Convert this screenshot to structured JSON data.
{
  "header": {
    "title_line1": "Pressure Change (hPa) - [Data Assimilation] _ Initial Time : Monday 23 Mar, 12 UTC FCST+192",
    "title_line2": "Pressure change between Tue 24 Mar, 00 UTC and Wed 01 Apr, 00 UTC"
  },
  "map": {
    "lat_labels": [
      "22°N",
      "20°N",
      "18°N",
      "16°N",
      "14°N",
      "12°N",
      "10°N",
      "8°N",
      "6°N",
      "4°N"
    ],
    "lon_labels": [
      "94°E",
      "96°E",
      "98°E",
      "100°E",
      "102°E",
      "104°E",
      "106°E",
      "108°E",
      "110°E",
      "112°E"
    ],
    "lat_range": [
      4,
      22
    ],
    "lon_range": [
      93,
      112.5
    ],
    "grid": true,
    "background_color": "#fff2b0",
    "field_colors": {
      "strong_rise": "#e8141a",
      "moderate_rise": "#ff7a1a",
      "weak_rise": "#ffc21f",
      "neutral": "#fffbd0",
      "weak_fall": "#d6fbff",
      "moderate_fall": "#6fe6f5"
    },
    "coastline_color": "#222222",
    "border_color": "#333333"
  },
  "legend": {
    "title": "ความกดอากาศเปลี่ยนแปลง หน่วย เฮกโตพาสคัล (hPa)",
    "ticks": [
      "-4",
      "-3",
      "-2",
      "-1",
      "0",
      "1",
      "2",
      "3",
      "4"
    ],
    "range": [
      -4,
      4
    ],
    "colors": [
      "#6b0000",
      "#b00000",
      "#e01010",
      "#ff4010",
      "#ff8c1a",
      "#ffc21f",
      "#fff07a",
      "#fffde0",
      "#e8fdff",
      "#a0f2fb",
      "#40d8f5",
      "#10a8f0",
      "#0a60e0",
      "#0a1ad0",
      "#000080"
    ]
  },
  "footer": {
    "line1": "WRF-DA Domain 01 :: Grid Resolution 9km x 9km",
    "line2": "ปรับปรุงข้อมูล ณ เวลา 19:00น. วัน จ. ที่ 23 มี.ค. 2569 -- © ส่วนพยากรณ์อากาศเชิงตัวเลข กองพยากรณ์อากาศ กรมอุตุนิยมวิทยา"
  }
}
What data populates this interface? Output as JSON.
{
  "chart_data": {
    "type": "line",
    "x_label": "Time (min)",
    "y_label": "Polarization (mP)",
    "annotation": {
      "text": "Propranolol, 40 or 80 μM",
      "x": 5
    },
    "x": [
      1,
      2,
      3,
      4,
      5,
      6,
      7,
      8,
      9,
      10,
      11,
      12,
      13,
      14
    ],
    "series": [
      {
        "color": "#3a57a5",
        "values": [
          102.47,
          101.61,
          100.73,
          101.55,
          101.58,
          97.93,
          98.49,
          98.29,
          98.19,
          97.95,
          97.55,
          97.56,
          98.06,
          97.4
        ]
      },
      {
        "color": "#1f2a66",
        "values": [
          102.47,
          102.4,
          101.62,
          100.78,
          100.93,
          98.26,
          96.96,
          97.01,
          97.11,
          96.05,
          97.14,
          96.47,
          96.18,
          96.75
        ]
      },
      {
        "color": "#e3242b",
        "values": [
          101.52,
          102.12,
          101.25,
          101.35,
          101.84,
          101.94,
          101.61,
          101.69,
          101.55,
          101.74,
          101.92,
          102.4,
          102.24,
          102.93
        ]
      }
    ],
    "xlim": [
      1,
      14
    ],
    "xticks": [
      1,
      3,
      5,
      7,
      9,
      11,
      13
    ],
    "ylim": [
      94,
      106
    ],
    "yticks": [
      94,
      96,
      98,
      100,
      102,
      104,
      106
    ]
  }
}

[TASK REQUIREMENTS]
From the listing above, reproduce all the lines exactly.

[THE COMPLETED TASK]
Convert this screenshot to structured JSON data.
{
  "header": {
    "title_line1": "Pressure Change (hPa) - [Data Assimilation] _ Initial Time : Monday 23 Mar, 12 UTC FCST+192",
    "title_line2": "Pressure change between Tue 24 Mar, 00 UTC and Wed 01 Apr, 00 UTC"
  },
  "map": {
    "lat_labels": [
      "22°N",
      "20°N",
      "18°N",
      "16°N",
      "14°N",
      "12°N",
      "10°N",
      "8°N",
      "6°N",
      "4°N"
    ],
    "lon_labels": [
      "94°E",
      "96°E",
      "98°E",
      "100°E",
      "102°E",
      "104°E",
      "106°E",
      "108°E",
      "110°E",
      "112°E"
    ],
    "lat_range": [
      4,
      22
    ],
    "lon_range": [
      93,
      112.5
    ],
    "grid": true,
    "background_color": "#fff2b0",
    "field_colors": {
      "strong_rise": "#e8141a",
      "moderate_rise": "#ff7a1a",
      "weak_rise": "#ffc21f",
      "neutral": "#fffbd0",
      "weak_fall": "#d6fbff",
      "moderate_fall": "#6fe6f5"
    },
    "coastline_color": "#222222",
    "border_color": "#333333"
  },
  "legend": {
    "title": "ความกดอากาศเปลี่ยนแปลง หน่วย เฮกโตพาสคัล (hPa)",
    "ticks": [
      "-4",
      "-3",
      "-2",
      "-1",
      "0",
      "1",
      "2",
      "3",
      "4"
    ],
    "range": [
      -4,
      4
    ],
    "colors": [
      "#6b0000",
      "#b00000",
      "#e01010",
      "#ff4010",
      "#ff8c1a",
      "#ffc21f",
      "#fff07a",
      "#fffde0",
      "#e8fdff",
      "#a0f2fb",
      "#40d8f5",
      "#10a8f0",
      "#0a60e0",
      "#0a1ad0",
      "#000080"
    ]
  },
  "footer": {
    "line1": "WRF-DA Domain 01 :: Grid Resolution 9km x 9km",
    "line2": "ปรับปรุงข้อมูล ณ เวลา 19:00น. วัน จ. ที่ 23 มี.ค. 2569 -- © ส่วนพยากรณ์อากาศเชิงตัวเลข กองพยากรณ์อากาศ กรมอุตุนิยมวิทยา"
  }
}
What data populates this interface? Output as JSON.
{
  "chart_data": {
    "type": "line",
    "x_label": "Time (min)",
    "y_label": "Polarization (mP)",
    "annotation": {
      "text": "Propranolol, 40 or 80 μM",
      "x": 5
    },
    "x": [
      1,
      2,
      3,
      4,
      5,
      6,
      7,
      8,
      9,
      10,
      11,
      12,
      13,
      14
    ],
    "series": [
      {
        "color": "#3a57a5",
        "values": [
          102.47,
          101.61,
          100.73,
          101.55,
          101.58,
          97.93,
          98.49,
          98.29,
          98.19,
          97.95,
          97.55,
          97.56,
          98.06,
          97.4
        ]
      },
      {
        "color": "#1f2a66",
        "values": [
          102.47,
          102.4,
          101.62,
          100.78,
          100.93,
          98.26,
          96.96,
          97.01,
          97.11,
          96.05,
          97.14,
          96.47,
          96.18,
          96.75
        ]
      },
      {
        "color": "#e3242b",
        "values": [
          101.52,
          102.12,
          101.25,
          101.35,
          101.84,
          101.94,
          101.61,
          101.69,
          101.55,
          101.74,
          101.92,
          102.4,
          102.24,
          102.93
        ]
      }
    ],
    "xlim": [
      1,
      14
    ],
    "xticks": [
      1,
      3,
      5,
      7,
      9,
      11,
      13
    ],
    "ylim": [
      94,
      106
    ],
    "yticks": [
      94,
      96,
      98,
      100,
      102,
      104,
      106
    ]
  }
}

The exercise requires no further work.